====== Dataset rows

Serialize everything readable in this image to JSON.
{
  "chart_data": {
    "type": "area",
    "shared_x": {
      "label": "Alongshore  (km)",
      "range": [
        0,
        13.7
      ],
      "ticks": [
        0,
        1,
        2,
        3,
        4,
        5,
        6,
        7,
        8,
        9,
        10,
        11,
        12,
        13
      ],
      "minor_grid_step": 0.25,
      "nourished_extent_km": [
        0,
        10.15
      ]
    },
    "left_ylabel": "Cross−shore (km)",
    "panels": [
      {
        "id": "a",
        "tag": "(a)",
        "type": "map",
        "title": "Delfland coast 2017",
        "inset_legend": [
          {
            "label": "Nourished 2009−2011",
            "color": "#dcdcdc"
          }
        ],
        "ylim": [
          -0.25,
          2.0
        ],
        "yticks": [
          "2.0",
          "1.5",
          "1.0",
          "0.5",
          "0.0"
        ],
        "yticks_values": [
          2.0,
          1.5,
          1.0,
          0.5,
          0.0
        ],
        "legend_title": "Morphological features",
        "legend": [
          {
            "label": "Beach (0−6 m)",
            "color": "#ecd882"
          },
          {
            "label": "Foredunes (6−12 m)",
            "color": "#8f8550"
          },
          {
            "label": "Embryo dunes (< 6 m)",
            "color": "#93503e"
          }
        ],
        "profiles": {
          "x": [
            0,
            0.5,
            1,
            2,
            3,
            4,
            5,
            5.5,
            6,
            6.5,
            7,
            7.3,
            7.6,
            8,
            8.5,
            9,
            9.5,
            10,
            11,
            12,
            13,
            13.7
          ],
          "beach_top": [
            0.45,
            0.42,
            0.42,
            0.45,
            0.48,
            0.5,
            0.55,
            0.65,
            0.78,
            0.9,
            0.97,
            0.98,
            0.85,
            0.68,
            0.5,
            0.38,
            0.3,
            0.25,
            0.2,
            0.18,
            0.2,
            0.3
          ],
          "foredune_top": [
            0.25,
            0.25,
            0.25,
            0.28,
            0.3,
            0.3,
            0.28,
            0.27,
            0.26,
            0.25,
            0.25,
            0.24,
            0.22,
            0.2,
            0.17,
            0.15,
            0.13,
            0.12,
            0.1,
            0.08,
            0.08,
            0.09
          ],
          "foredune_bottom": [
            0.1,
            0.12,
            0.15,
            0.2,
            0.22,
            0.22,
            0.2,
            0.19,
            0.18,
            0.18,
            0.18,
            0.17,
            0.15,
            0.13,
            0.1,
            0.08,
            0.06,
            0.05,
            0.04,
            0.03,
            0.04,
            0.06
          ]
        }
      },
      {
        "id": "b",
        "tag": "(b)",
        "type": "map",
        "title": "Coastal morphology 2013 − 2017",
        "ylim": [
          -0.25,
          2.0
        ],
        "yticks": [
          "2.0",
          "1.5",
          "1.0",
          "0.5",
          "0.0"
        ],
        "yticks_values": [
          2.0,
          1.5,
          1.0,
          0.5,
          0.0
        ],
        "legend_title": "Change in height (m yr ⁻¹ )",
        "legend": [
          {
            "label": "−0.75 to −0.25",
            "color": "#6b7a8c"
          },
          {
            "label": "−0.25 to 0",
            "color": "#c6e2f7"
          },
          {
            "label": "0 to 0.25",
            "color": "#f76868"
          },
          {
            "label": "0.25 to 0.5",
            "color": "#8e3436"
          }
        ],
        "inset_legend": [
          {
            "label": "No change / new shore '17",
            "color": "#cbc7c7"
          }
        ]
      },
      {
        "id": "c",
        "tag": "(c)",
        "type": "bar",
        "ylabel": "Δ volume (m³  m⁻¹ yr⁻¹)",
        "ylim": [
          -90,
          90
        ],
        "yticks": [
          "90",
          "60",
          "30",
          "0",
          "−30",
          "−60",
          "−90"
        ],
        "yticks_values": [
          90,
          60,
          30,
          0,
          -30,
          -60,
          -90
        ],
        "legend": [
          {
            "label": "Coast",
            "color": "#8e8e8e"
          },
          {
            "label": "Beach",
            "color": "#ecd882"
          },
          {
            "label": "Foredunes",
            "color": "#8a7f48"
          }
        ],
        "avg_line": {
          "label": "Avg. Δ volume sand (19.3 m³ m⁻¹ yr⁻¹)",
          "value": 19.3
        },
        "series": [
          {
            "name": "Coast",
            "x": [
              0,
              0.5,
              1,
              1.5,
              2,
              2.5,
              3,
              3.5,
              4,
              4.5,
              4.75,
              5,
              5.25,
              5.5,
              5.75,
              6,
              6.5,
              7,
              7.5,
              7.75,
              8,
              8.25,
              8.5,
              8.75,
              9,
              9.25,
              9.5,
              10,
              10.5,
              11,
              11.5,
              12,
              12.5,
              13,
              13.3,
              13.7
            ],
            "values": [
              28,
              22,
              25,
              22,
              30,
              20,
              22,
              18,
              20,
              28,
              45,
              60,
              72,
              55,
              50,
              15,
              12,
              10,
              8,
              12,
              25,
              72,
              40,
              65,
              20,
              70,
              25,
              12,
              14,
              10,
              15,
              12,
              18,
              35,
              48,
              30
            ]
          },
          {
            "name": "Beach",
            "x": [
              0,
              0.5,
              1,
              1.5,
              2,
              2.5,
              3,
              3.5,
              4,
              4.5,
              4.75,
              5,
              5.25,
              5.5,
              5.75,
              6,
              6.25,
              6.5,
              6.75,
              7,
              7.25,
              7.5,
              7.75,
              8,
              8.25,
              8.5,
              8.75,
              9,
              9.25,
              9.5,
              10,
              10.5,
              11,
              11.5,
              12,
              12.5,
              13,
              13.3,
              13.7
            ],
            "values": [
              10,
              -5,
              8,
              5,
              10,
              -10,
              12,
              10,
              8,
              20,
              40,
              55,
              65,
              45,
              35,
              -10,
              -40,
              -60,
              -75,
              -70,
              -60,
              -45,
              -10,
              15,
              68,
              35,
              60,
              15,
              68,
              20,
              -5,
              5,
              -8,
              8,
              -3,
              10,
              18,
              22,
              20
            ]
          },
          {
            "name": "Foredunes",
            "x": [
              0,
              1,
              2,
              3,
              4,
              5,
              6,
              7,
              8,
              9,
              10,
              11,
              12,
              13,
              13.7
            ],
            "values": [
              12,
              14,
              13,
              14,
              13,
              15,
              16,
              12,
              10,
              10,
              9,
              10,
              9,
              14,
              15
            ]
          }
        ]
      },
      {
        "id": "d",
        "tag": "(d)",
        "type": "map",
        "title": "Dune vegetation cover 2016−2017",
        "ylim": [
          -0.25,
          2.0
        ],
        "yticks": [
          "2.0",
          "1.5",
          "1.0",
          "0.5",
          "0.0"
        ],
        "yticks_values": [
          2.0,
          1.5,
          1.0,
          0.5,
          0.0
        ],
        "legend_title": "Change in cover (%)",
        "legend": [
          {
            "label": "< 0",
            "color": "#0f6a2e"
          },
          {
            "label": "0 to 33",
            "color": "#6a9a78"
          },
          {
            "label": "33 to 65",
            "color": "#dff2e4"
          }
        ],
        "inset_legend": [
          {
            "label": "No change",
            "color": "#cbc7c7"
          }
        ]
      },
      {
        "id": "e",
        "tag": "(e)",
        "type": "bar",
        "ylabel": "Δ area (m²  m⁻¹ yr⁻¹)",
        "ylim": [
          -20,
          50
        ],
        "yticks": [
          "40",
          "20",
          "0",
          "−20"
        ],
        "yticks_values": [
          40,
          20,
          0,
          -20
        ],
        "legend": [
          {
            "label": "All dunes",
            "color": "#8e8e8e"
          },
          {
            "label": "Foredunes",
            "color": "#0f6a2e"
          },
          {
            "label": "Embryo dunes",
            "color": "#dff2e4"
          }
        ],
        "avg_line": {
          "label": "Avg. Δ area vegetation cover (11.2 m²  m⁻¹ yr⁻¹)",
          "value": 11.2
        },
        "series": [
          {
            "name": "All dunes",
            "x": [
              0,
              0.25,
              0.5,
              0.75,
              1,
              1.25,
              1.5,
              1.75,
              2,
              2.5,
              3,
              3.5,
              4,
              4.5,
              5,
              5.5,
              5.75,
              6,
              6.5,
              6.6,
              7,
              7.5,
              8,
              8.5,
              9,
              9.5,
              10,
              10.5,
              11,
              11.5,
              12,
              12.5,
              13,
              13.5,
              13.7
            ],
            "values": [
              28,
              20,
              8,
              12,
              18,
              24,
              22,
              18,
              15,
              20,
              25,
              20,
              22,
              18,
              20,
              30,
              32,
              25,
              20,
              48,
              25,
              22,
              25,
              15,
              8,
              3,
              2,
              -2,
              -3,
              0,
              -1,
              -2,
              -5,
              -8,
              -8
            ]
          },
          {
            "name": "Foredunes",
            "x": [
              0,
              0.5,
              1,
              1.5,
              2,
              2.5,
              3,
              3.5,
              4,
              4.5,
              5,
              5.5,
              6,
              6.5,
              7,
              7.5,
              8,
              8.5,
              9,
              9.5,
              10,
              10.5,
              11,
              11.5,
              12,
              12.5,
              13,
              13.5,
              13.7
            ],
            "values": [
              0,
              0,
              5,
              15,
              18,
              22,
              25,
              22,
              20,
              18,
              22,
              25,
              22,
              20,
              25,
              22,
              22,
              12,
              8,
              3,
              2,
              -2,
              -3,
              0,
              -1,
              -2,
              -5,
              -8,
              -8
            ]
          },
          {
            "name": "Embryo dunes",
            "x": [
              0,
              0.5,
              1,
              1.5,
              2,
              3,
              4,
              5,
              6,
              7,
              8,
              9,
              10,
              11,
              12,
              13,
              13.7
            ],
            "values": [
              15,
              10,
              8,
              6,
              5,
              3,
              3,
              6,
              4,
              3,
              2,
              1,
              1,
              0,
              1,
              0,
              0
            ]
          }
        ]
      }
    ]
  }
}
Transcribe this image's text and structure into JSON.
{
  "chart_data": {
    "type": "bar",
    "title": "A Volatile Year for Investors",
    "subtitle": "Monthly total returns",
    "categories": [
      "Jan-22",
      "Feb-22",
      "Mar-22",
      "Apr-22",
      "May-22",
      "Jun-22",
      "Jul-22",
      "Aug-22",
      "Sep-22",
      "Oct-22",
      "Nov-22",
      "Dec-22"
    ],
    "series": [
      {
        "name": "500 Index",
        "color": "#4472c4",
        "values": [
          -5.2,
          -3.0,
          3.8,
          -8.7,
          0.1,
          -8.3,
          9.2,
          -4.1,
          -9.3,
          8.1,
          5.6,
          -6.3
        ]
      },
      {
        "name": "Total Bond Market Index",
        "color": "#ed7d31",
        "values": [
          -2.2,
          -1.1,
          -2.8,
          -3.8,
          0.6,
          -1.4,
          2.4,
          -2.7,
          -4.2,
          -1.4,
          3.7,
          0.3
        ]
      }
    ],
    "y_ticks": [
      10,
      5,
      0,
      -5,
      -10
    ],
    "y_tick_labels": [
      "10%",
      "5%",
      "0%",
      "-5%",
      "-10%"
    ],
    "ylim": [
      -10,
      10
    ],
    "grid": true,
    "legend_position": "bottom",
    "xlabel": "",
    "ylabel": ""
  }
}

============

Keep only the lines from the one containing "Transcribe this image's" to the end of the entries, and repeat them exactly.

- [The solution]
Transcribe this image's text and structure into JSON.
{
  "chart_data": {
    "type": "bar",
    "title": "A Volatile Year for Investors",
    "subtitle": "Monthly total returns",
    "categories": [
      "Jan-22",
      "Feb-22",
      "Mar-22",
      "Apr-22",
      "May-22",
      "Jun-22",
      "Jul-22",
      "Aug-22",
      "Sep-22",
      "Oct-22",
      "Nov-22",
      "Dec-22"
    ],
    "series": [
      {
        "name": "500 Index",
        "color": "#4472c4",
        "values": [
          -5.2,
          -3.0,
          3.8,
          -8.7,
          0.1,
          -8.3,
          9.2,
          -4.1,
          -9.3,
          8.1,
          5.6,
          -6.3
        ]
      },
      {
        "name": "Total Bond Market Index",
        "color": "#ed7d31",
        "values": [
          -2.2,
          -1.1,
          -2.8,
          -3.8,
          0.6,
          -1.4,
          2.4,
          -2.7,
          -4.2,
          -1.4,
          3.7,
          0.3
        ]
      }
    ],
    "y_ticks": [
      10,
      5,
      0,
      -5,
      -10
    ],
    "y_tick_labels": [
      "10%",
      "5%",
      "0%",
      "-5%",
      "-10%"
    ],
    "ylim": [
      -10,
      10
    ],
    "grid": true,
    "legend_position": "bottom",
    "xlabel": "",
    "ylabel": ""
  }
}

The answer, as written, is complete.